**Instruction**:
Copy out every line that contains "label".

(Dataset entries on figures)
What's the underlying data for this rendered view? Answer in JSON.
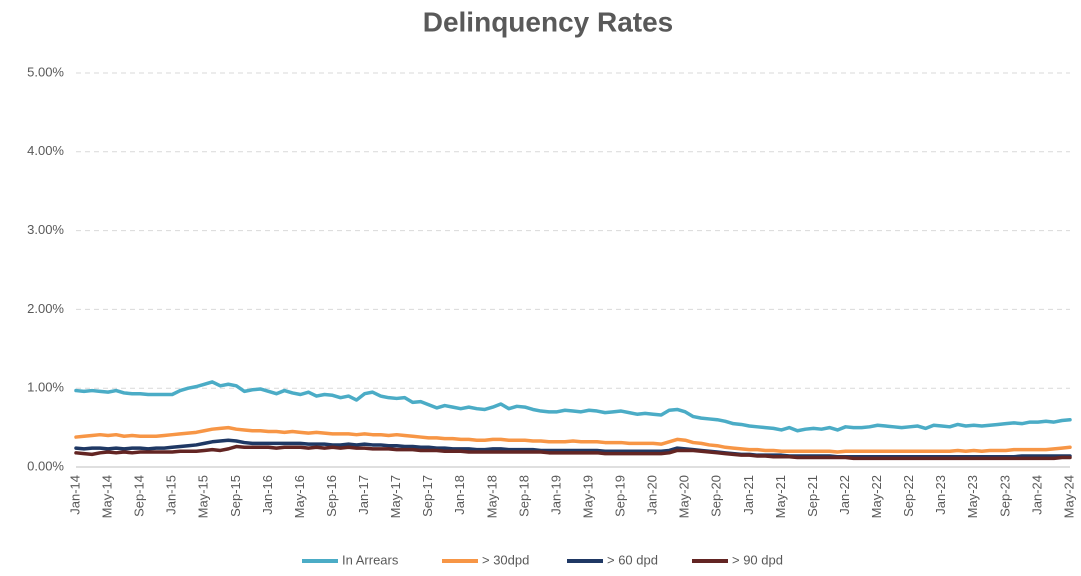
{
  "chart_data": {
    "type": "line",
    "title": "Delinquency Rates",
    "categories": [
      "Jan-14",
      null,
      null,
      null,
      "May-14",
      null,
      null,
      null,
      "Sep-14",
      null,
      null,
      null,
      "Jan-15",
      null,
      null,
      null,
      "May-15",
      null,
      null,
      null,
      "Sep-15",
      null,
      null,
      null,
      "Jan-16",
      null,
      null,
      null,
      "May-16",
      null,
      null,
      null,
      "Sep-16",
      null,
      null,
      null,
      "Jan-17",
      null,
      null,
      null,
      "May-17",
      null,
      null,
      null,
      "Sep-17",
      null,
      null,
      null,
      "Jan-18",
      null,
      null,
      null,
      "May-18",
      null,
      null,
      null,
      "Sep-18",
      null,
      null,
      null,
      "Jan-19",
      null,
      null,
      null,
      "May-19",
      null,
      null,
      null,
      "Sep-19",
      null,
      null,
      null,
      "Jan-20",
      null,
      null,
      null,
      "May-20",
      null,
      null,
      null,
      "Sep-20",
      null,
      null,
      null,
      "Jan-21",
      null,
      null,
      null,
      "May-21",
      null,
      null,
      null,
      "Sep-21",
      null,
      null,
      null,
      "Jan-22",
      null,
      null,
      null,
      "May-22",
      null,
      null,
      null,
      "Sep-22",
      null,
      null,
      null,
      "Jan-23",
      null,
      null,
      null,
      "May-23",
      null,
      null,
      null,
      "Sep-23",
      null,
      null,
      null,
      "Jan-24",
      null,
      null,
      null,
      "May-24"
    ],
    "series": [
      {
        "name": "In Arrears",
        "color": "#4bacc6",
        "values": [
          0.97,
          0.96,
          0.97,
          0.96,
          0.95,
          0.97,
          0.94,
          0.93,
          0.93,
          0.92,
          0.92,
          0.92,
          0.92,
          0.97,
          1.0,
          1.02,
          1.05,
          1.08,
          1.03,
          1.05,
          1.03,
          0.96,
          0.98,
          0.99,
          0.96,
          0.93,
          0.97,
          0.94,
          0.92,
          0.95,
          0.9,
          0.92,
          0.91,
          0.88,
          0.9,
          0.85,
          0.93,
          0.95,
          0.9,
          0.88,
          0.87,
          0.88,
          0.82,
          0.83,
          0.79,
          0.75,
          0.78,
          0.76,
          0.74,
          0.76,
          0.74,
          0.73,
          0.76,
          0.8,
          0.74,
          0.77,
          0.76,
          0.73,
          0.71,
          0.7,
          0.7,
          0.72,
          0.71,
          0.7,
          0.72,
          0.71,
          0.69,
          0.7,
          0.71,
          0.69,
          0.67,
          0.68,
          0.67,
          0.66,
          0.72,
          0.73,
          0.7,
          0.64,
          0.62,
          0.61,
          0.6,
          0.58,
          0.55,
          0.54,
          0.52,
          0.51,
          0.5,
          0.49,
          0.47,
          0.5,
          0.46,
          0.48,
          0.49,
          0.48,
          0.5,
          0.47,
          0.51,
          0.5,
          0.5,
          0.51,
          0.53,
          0.52,
          0.51,
          0.5,
          0.51,
          0.52,
          0.49,
          0.53,
          0.52,
          0.51,
          0.54,
          0.52,
          0.53,
          0.52,
          0.53,
          0.54,
          0.55,
          0.56,
          0.55,
          0.57,
          0.57,
          0.58,
          0.57,
          0.59,
          0.6
        ]
      },
      {
        "name": "> 30dpd",
        "color": "#f79646",
        "values": [
          0.38,
          0.39,
          0.4,
          0.41,
          0.4,
          0.41,
          0.39,
          0.4,
          0.39,
          0.39,
          0.39,
          0.4,
          0.41,
          0.42,
          0.43,
          0.44,
          0.46,
          0.48,
          0.49,
          0.5,
          0.48,
          0.47,
          0.46,
          0.46,
          0.45,
          0.45,
          0.44,
          0.45,
          0.44,
          0.43,
          0.44,
          0.43,
          0.42,
          0.42,
          0.42,
          0.41,
          0.42,
          0.41,
          0.41,
          0.4,
          0.41,
          0.4,
          0.39,
          0.38,
          0.37,
          0.37,
          0.36,
          0.36,
          0.35,
          0.35,
          0.34,
          0.34,
          0.35,
          0.35,
          0.34,
          0.34,
          0.34,
          0.33,
          0.33,
          0.32,
          0.32,
          0.32,
          0.33,
          0.32,
          0.32,
          0.32,
          0.31,
          0.31,
          0.31,
          0.3,
          0.3,
          0.3,
          0.3,
          0.29,
          0.32,
          0.35,
          0.34,
          0.31,
          0.3,
          0.28,
          0.27,
          0.25,
          0.24,
          0.23,
          0.22,
          0.22,
          0.21,
          0.21,
          0.2,
          0.2,
          0.2,
          0.2,
          0.2,
          0.2,
          0.2,
          0.19,
          0.2,
          0.2,
          0.2,
          0.2,
          0.2,
          0.2,
          0.2,
          0.2,
          0.2,
          0.2,
          0.2,
          0.2,
          0.2,
          0.2,
          0.21,
          0.2,
          0.21,
          0.2,
          0.21,
          0.21,
          0.21,
          0.22,
          0.22,
          0.22,
          0.22,
          0.22,
          0.23,
          0.24,
          0.25
        ]
      },
      {
        "name": "> 60 dpd",
        "color": "#1f3864",
        "values": [
          0.24,
          0.23,
          0.24,
          0.24,
          0.23,
          0.24,
          0.23,
          0.24,
          0.24,
          0.23,
          0.24,
          0.24,
          0.25,
          0.26,
          0.27,
          0.28,
          0.3,
          0.32,
          0.33,
          0.34,
          0.33,
          0.31,
          0.3,
          0.3,
          0.3,
          0.3,
          0.3,
          0.3,
          0.3,
          0.29,
          0.29,
          0.29,
          0.28,
          0.28,
          0.29,
          0.28,
          0.29,
          0.28,
          0.28,
          0.27,
          0.27,
          0.26,
          0.26,
          0.25,
          0.25,
          0.24,
          0.24,
          0.23,
          0.23,
          0.23,
          0.22,
          0.22,
          0.23,
          0.23,
          0.22,
          0.22,
          0.22,
          0.22,
          0.21,
          0.21,
          0.21,
          0.21,
          0.21,
          0.21,
          0.21,
          0.21,
          0.2,
          0.2,
          0.2,
          0.2,
          0.2,
          0.2,
          0.2,
          0.2,
          0.21,
          0.24,
          0.23,
          0.22,
          0.21,
          0.2,
          0.19,
          0.18,
          0.17,
          0.16,
          0.16,
          0.15,
          0.15,
          0.15,
          0.15,
          0.14,
          0.14,
          0.14,
          0.14,
          0.14,
          0.14,
          0.13,
          0.13,
          0.13,
          0.13,
          0.13,
          0.13,
          0.13,
          0.13,
          0.13,
          0.13,
          0.13,
          0.13,
          0.13,
          0.13,
          0.13,
          0.13,
          0.13,
          0.13,
          0.13,
          0.13,
          0.13,
          0.13,
          0.13,
          0.14,
          0.14,
          0.14,
          0.14,
          0.14,
          0.14,
          0.14
        ]
      },
      {
        "name": "> 90 dpd",
        "color": "#632523",
        "values": [
          0.18,
          0.17,
          0.16,
          0.18,
          0.19,
          0.18,
          0.19,
          0.18,
          0.19,
          0.19,
          0.19,
          0.19,
          0.19,
          0.2,
          0.2,
          0.2,
          0.21,
          0.22,
          0.21,
          0.23,
          0.26,
          0.25,
          0.25,
          0.25,
          0.25,
          0.24,
          0.25,
          0.25,
          0.25,
          0.24,
          0.25,
          0.24,
          0.25,
          0.24,
          0.25,
          0.24,
          0.24,
          0.23,
          0.23,
          0.23,
          0.22,
          0.22,
          0.22,
          0.21,
          0.21,
          0.21,
          0.2,
          0.2,
          0.2,
          0.19,
          0.19,
          0.19,
          0.19,
          0.19,
          0.19,
          0.19,
          0.19,
          0.19,
          0.19,
          0.18,
          0.18,
          0.18,
          0.18,
          0.18,
          0.18,
          0.18,
          0.17,
          0.17,
          0.17,
          0.17,
          0.17,
          0.17,
          0.17,
          0.17,
          0.18,
          0.21,
          0.21,
          0.21,
          0.2,
          0.19,
          0.18,
          0.17,
          0.16,
          0.15,
          0.15,
          0.14,
          0.14,
          0.13,
          0.13,
          0.13,
          0.12,
          0.12,
          0.12,
          0.12,
          0.12,
          0.12,
          0.12,
          0.11,
          0.11,
          0.11,
          0.11,
          0.11,
          0.11,
          0.11,
          0.11,
          0.11,
          0.11,
          0.11,
          0.11,
          0.11,
          0.11,
          0.11,
          0.11,
          0.11,
          0.11,
          0.11,
          0.11,
          0.11,
          0.11,
          0.11,
          0.11,
          0.11,
          0.11,
          0.12,
          0.12
        ]
      }
    ],
    "ylim": [
      0,
      5
    ],
    "yticks": [
      {
        "value": 0,
        "label": "0.00%"
      },
      {
        "value": 1,
        "label": "1.00%"
      },
      {
        "value": 2,
        "label": "2.00%"
      },
      {
        "value": 3,
        "label": "3.00%"
      },
      {
        "value": 4,
        "label": "4.00%"
      },
      {
        "value": 5,
        "label": "5.00%"
      }
    ],
    "grid": true,
    "legend": "bottom"
  }
}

**Solution to this problem**:
        "label": "0.00%"
        "label": "1.00%"
        "label": "2.00%"
        "label": "3.00%"
        "label": "4.00%"
        "label": "5.00%"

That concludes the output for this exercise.